• What the task requires: Find the lines that contain the word "deep" and copy each one.

Dataset items
════════════════════

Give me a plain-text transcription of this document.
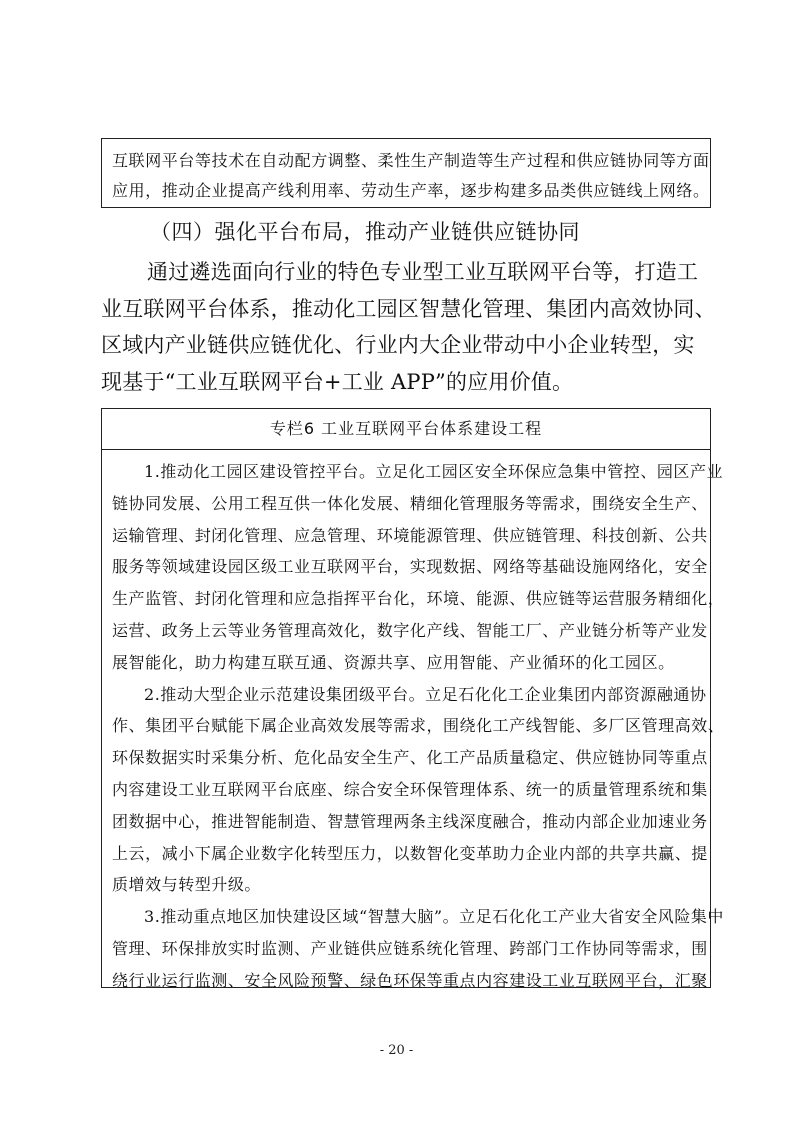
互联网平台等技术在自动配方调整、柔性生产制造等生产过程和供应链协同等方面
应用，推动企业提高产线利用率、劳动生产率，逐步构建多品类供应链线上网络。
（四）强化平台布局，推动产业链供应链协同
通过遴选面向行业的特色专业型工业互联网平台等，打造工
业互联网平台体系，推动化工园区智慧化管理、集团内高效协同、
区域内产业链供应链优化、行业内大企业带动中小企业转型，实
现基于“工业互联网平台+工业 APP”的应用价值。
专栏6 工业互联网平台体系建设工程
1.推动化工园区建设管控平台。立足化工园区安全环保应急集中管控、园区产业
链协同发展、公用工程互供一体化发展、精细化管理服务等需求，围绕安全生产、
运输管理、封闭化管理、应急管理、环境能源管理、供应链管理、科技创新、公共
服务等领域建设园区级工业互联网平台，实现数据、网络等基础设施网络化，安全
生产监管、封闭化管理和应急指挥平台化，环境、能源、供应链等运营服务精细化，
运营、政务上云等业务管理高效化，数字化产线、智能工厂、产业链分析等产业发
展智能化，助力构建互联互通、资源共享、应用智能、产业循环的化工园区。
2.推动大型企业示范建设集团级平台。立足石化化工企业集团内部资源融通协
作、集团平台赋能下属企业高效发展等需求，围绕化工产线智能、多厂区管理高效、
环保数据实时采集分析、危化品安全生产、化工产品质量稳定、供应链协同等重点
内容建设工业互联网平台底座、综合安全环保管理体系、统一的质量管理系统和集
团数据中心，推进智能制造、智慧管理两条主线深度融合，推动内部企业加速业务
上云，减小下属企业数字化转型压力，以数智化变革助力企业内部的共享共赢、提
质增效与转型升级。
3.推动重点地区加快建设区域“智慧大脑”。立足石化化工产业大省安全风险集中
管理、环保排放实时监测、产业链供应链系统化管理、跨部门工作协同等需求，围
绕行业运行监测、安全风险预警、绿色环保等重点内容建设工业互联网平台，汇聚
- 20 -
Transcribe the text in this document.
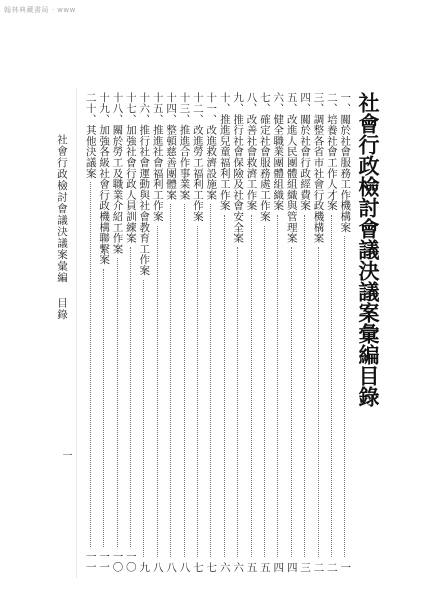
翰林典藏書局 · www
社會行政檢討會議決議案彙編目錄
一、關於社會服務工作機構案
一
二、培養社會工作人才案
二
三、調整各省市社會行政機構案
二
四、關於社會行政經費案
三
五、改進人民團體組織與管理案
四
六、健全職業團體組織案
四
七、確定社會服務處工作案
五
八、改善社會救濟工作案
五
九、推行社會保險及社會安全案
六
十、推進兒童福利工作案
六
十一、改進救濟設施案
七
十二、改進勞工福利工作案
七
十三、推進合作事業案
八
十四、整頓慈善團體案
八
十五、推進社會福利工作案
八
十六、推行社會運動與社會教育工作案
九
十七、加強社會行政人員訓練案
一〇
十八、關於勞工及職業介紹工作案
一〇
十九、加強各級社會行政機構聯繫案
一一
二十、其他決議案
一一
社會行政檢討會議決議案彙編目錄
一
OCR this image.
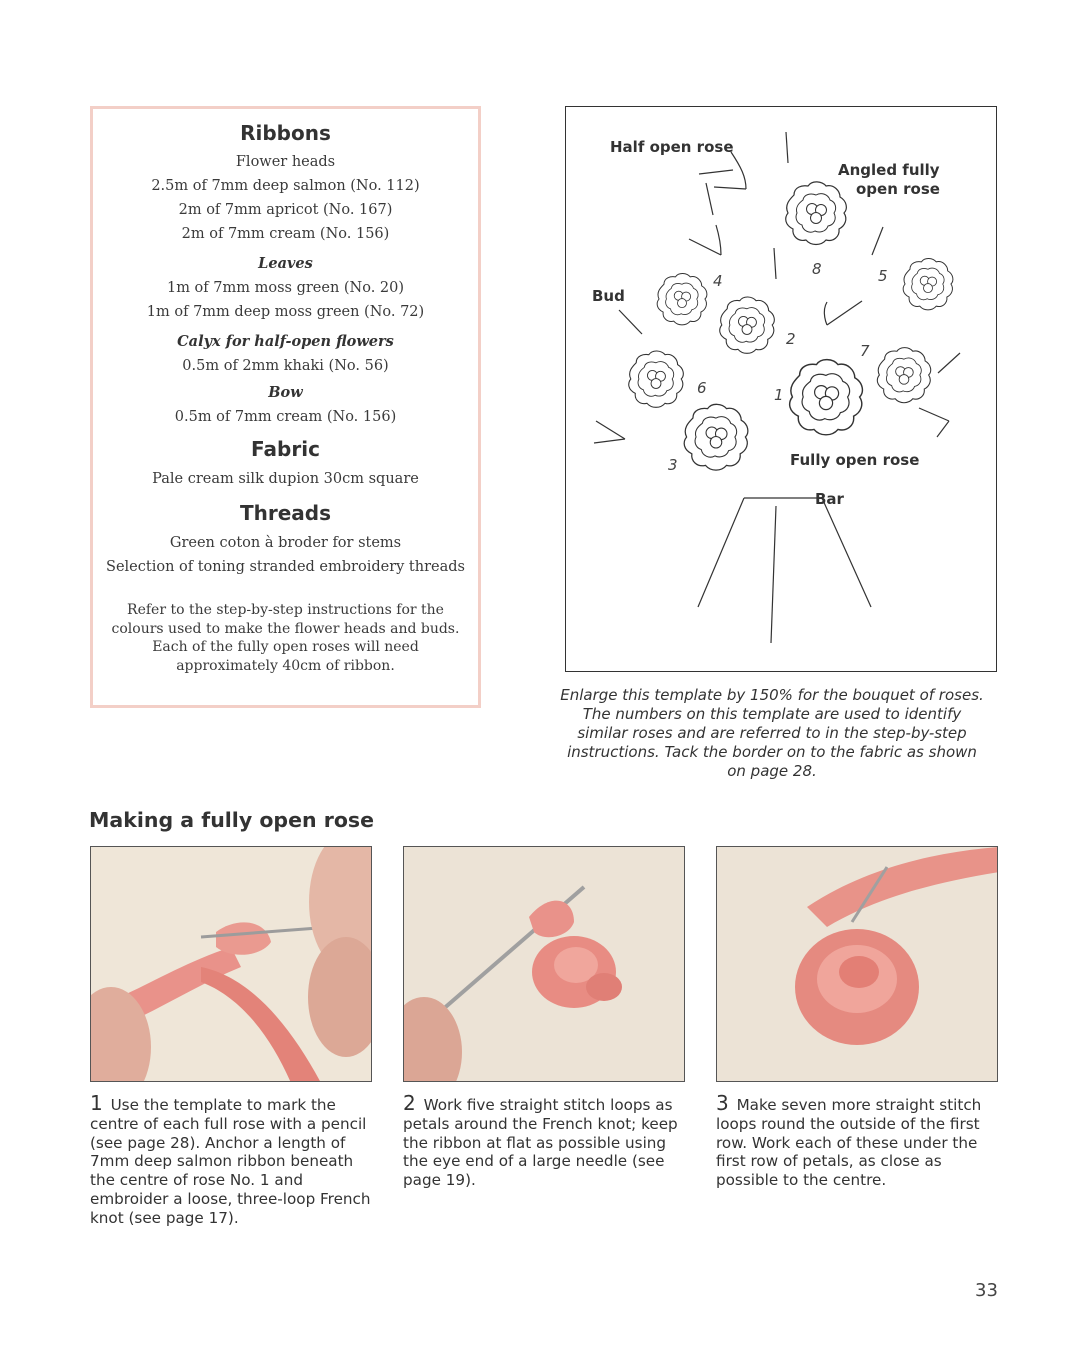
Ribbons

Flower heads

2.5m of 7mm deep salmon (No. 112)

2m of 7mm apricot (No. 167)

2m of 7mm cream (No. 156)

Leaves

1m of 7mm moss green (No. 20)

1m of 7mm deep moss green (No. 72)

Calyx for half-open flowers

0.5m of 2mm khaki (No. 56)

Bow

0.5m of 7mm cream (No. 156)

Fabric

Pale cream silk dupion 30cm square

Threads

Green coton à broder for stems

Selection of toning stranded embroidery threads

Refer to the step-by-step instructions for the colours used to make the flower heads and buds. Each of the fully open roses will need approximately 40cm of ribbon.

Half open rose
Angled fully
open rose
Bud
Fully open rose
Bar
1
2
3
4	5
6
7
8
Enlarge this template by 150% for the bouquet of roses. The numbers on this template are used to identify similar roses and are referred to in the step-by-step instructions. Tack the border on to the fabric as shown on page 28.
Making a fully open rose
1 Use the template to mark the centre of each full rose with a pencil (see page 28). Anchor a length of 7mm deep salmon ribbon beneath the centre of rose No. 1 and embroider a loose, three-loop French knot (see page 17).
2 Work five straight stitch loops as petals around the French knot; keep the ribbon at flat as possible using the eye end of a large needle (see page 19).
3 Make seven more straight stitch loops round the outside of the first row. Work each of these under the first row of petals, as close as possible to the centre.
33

════════════════════

• Solution to this exercise:
2.5m of 7mm deep salmon (No. 112)
1m of 7mm deep moss green (No. 72)
1 Use the template to mark the centre of each full rose with a pencil (see page 28). Anchor a length of 7mm deep salmon ribbon beneath the centre of rose No. 1 and embroider a loose, three-loop French knot (see page 17).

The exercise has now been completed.